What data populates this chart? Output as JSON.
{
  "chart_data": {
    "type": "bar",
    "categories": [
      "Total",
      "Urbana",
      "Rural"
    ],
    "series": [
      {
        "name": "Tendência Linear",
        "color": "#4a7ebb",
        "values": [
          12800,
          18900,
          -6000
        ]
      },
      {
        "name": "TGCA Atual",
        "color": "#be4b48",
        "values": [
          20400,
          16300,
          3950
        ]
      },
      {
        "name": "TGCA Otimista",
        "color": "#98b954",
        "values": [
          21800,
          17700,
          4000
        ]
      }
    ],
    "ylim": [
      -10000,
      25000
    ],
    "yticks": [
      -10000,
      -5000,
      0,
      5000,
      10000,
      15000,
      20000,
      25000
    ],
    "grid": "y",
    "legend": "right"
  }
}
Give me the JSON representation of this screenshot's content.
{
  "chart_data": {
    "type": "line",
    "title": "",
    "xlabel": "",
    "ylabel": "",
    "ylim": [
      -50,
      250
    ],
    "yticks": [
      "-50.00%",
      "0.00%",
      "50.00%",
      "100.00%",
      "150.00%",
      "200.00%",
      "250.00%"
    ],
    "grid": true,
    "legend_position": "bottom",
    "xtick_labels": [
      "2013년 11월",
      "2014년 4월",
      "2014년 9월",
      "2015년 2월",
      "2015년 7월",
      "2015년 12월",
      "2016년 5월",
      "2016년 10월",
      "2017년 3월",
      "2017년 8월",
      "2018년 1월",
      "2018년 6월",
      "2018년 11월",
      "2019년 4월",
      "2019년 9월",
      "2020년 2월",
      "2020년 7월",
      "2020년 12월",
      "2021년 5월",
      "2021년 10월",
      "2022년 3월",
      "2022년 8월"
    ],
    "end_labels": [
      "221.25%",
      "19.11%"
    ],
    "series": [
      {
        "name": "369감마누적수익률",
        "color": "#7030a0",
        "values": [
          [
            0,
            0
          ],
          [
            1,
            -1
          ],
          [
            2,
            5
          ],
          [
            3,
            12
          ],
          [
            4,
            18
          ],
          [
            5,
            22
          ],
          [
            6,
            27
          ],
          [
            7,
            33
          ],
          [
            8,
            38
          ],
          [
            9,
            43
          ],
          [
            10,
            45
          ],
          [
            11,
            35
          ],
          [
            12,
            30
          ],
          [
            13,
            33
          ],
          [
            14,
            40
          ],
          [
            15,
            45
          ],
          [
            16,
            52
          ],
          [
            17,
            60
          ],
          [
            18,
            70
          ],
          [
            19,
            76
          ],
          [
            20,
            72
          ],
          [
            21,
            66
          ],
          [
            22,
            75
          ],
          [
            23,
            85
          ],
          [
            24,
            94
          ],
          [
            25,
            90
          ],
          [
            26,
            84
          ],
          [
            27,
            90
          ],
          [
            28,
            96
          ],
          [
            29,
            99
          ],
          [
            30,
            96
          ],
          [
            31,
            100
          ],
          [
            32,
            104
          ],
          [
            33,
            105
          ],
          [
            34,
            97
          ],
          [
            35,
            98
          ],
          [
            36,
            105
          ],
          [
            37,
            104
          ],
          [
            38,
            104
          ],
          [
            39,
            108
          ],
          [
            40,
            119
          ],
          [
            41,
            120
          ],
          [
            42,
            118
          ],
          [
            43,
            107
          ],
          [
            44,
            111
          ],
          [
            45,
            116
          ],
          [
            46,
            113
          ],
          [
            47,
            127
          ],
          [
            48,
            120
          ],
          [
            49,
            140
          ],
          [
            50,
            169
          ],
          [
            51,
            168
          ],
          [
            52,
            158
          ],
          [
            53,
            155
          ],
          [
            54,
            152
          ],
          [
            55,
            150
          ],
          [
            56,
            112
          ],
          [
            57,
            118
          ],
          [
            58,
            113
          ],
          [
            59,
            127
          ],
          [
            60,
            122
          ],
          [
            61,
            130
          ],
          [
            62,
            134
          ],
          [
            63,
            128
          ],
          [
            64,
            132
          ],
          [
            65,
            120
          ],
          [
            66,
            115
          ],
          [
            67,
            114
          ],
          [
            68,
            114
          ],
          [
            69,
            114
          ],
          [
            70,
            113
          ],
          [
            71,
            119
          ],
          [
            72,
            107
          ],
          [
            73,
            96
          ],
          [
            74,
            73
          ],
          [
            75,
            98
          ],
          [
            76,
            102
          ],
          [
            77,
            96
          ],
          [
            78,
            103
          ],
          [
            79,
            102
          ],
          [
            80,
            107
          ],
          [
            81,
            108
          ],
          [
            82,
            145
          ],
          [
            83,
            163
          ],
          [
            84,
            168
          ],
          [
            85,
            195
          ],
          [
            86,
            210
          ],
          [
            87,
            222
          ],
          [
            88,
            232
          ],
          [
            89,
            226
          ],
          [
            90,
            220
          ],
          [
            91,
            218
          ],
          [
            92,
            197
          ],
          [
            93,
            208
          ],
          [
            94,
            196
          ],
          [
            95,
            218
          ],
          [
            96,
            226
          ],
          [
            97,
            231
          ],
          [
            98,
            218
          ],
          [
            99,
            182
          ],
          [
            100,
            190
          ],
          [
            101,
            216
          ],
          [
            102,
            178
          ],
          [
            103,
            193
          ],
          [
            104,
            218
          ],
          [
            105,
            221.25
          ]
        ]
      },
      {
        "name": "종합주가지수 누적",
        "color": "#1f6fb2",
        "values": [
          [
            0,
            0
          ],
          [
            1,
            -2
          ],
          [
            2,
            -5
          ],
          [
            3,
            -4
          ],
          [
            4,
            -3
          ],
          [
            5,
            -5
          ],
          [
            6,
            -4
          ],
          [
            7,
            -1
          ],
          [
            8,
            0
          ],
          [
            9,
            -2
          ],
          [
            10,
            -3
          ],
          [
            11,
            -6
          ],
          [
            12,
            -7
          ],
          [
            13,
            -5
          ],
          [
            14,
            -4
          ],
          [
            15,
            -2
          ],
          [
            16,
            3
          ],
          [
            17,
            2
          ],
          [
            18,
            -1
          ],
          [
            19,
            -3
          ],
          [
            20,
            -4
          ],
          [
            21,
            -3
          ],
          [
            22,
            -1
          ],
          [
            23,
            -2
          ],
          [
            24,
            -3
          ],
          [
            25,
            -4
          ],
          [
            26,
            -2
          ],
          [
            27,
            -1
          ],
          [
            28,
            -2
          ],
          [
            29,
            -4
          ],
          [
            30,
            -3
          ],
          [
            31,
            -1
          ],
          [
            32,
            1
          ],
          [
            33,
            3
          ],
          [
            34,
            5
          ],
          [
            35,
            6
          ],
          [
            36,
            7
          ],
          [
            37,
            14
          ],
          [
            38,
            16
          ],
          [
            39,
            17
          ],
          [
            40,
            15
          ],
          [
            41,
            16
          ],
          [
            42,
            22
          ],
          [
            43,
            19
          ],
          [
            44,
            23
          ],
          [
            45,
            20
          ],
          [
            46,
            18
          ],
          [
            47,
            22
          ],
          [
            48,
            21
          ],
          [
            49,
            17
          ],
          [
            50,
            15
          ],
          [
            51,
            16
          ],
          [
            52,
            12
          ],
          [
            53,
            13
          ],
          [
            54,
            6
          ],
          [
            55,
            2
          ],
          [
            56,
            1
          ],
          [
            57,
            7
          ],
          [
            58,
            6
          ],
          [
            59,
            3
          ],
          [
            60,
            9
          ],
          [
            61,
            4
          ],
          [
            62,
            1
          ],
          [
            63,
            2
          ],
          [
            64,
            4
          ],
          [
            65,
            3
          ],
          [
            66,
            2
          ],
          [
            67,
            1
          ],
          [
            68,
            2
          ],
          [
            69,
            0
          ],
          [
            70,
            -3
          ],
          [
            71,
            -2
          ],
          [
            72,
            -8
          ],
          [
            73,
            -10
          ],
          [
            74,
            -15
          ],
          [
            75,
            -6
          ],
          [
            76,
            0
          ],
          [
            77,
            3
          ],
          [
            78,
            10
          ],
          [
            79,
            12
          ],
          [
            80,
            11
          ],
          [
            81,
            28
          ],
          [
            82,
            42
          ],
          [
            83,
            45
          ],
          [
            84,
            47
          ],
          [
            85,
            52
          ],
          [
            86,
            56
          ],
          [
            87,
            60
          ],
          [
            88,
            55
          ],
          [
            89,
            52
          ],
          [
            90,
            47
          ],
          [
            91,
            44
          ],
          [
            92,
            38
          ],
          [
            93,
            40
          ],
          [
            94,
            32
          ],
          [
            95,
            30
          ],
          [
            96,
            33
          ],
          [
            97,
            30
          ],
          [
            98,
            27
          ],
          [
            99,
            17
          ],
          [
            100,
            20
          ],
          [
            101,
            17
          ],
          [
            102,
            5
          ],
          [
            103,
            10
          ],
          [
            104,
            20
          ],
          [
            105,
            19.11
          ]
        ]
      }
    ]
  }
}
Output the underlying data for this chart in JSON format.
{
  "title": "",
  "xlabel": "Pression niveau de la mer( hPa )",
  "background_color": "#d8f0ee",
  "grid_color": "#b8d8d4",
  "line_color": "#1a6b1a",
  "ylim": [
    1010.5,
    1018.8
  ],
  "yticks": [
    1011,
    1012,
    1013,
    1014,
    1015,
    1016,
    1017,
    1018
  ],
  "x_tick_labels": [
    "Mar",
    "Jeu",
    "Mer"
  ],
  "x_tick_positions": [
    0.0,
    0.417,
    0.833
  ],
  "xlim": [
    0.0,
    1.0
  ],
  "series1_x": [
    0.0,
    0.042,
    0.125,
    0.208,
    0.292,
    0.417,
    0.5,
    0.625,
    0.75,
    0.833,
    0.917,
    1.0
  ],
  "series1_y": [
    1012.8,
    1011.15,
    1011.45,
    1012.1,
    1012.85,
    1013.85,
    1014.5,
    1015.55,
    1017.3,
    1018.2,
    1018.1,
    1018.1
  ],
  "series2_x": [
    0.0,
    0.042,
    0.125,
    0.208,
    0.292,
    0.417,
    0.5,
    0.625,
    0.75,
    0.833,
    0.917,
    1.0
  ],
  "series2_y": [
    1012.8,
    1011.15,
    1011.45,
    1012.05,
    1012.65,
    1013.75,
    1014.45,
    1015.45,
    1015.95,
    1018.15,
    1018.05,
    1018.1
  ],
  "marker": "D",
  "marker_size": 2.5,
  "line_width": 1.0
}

What you should do - Identify the lines of the entries containing the string "Output". Copy each such line.

Written answer -
What data populates this chart? Output as JSON.
Output the underlying data for this chart in JSON format.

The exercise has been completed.